Work through the listing below and count the lines that hold "this". Answer with the number alone.

════

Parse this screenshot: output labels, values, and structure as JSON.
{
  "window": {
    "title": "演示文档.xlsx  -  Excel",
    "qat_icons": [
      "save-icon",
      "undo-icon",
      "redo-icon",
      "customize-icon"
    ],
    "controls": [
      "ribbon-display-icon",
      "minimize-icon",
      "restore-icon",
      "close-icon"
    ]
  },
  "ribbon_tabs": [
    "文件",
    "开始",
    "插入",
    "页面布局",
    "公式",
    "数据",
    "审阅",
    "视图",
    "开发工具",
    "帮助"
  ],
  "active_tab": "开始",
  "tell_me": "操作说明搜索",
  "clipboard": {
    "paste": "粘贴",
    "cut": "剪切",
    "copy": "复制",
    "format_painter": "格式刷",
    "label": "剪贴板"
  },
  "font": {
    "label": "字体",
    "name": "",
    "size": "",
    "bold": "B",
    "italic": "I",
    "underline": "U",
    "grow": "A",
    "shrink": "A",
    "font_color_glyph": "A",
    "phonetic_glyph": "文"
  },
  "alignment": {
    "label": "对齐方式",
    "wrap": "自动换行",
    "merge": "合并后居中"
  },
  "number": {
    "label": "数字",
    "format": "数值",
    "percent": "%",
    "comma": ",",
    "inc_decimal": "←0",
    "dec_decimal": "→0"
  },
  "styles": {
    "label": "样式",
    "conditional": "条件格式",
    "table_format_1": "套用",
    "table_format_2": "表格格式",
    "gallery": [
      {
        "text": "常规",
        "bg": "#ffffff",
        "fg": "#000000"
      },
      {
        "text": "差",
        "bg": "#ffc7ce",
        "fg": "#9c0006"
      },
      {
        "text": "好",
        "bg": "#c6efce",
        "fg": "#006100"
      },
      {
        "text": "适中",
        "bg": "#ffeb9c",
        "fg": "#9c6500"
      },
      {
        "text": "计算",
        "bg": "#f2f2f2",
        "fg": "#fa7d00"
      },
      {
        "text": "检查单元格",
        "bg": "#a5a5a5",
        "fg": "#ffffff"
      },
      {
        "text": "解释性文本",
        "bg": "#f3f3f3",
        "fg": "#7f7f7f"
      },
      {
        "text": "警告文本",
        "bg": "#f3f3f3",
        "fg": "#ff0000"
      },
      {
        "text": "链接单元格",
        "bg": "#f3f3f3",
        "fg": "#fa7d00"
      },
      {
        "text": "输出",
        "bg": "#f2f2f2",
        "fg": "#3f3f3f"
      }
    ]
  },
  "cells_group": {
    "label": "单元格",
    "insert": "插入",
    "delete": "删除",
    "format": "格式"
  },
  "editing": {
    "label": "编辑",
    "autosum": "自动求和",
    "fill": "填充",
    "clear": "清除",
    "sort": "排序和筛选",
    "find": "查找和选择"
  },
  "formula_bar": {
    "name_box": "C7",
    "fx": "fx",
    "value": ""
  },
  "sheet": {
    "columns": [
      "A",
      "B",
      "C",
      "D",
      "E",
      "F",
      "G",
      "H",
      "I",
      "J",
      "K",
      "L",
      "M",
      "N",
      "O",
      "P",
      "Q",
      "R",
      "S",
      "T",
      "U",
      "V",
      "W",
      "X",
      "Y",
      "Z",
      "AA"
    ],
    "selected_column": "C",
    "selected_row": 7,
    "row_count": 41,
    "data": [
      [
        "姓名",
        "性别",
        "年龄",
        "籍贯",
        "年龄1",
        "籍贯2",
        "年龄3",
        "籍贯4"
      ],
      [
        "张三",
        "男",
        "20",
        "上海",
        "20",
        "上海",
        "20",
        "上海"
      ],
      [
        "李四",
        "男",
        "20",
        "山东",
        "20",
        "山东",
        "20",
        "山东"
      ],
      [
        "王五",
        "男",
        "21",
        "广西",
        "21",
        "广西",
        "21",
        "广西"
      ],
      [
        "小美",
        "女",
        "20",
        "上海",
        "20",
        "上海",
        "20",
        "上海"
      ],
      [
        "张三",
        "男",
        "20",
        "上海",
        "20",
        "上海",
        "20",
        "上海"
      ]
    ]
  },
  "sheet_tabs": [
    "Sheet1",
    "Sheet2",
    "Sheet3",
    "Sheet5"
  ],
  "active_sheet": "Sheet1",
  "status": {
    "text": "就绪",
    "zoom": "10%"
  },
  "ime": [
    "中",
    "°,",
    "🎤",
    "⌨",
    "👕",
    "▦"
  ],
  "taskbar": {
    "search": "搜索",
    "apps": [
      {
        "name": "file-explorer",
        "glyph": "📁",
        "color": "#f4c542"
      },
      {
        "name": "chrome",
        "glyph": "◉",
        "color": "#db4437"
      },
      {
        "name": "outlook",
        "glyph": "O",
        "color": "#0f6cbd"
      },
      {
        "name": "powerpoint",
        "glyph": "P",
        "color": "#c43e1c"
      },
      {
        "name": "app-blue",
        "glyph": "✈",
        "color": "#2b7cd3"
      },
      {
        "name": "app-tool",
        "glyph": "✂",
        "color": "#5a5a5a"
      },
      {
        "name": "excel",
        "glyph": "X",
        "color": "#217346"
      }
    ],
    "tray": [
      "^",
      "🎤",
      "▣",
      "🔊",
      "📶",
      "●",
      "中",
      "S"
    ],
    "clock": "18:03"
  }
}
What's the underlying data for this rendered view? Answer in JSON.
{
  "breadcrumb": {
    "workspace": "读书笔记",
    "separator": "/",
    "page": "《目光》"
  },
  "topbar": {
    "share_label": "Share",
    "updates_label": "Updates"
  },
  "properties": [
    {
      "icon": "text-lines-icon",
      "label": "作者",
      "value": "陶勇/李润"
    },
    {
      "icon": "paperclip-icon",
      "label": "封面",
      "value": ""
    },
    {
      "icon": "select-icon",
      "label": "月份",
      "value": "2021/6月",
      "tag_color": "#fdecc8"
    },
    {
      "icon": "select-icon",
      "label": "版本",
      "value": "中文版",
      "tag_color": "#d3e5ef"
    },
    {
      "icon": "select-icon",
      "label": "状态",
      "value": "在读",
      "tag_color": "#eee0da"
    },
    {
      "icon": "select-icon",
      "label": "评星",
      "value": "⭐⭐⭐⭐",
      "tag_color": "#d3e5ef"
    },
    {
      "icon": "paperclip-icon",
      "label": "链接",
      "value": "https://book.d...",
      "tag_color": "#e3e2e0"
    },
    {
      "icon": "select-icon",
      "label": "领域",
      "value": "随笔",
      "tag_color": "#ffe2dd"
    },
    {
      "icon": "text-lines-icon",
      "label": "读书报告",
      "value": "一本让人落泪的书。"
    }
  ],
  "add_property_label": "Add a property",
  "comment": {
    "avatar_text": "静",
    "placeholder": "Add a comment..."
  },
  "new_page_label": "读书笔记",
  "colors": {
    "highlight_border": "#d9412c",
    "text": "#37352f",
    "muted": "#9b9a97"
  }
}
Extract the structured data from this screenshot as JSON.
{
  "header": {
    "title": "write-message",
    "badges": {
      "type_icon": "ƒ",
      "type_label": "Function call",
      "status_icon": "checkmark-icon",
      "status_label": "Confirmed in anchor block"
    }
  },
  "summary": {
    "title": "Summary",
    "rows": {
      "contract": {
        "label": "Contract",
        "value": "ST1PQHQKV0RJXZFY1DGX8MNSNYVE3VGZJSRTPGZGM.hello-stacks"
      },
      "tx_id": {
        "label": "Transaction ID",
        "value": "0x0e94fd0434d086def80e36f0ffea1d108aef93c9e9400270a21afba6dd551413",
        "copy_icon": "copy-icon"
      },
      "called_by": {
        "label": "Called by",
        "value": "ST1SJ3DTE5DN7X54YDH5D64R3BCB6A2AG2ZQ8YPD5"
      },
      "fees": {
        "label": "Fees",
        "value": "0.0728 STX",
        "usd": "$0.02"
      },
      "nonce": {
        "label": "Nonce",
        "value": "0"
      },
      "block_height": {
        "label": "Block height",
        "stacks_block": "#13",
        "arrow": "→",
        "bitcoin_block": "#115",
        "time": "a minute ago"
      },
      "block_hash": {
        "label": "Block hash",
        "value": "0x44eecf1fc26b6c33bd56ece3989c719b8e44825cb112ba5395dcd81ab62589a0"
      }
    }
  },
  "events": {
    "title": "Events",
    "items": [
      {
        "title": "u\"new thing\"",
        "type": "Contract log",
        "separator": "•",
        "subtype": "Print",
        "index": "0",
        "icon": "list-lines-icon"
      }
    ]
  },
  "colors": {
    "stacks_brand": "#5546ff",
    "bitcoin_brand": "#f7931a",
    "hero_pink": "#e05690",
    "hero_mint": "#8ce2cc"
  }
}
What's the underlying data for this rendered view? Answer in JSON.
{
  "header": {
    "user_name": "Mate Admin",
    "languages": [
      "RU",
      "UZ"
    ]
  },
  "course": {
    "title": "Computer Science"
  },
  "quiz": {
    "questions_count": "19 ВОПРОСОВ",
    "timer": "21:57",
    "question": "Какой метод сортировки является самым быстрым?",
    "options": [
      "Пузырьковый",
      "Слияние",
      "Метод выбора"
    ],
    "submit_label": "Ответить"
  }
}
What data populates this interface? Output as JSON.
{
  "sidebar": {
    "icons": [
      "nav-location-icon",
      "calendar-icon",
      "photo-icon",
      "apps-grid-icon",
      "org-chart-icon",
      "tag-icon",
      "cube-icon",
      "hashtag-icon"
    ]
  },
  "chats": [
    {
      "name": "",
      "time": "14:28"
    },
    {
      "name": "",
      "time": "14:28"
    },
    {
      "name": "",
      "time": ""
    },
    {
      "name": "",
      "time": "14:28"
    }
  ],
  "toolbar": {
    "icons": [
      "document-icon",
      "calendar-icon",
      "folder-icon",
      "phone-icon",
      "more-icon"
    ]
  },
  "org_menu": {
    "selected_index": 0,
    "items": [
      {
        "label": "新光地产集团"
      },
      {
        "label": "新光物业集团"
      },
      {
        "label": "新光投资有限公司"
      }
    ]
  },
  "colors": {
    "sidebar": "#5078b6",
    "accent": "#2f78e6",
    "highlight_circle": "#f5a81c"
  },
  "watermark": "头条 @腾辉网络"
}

════

Final result
5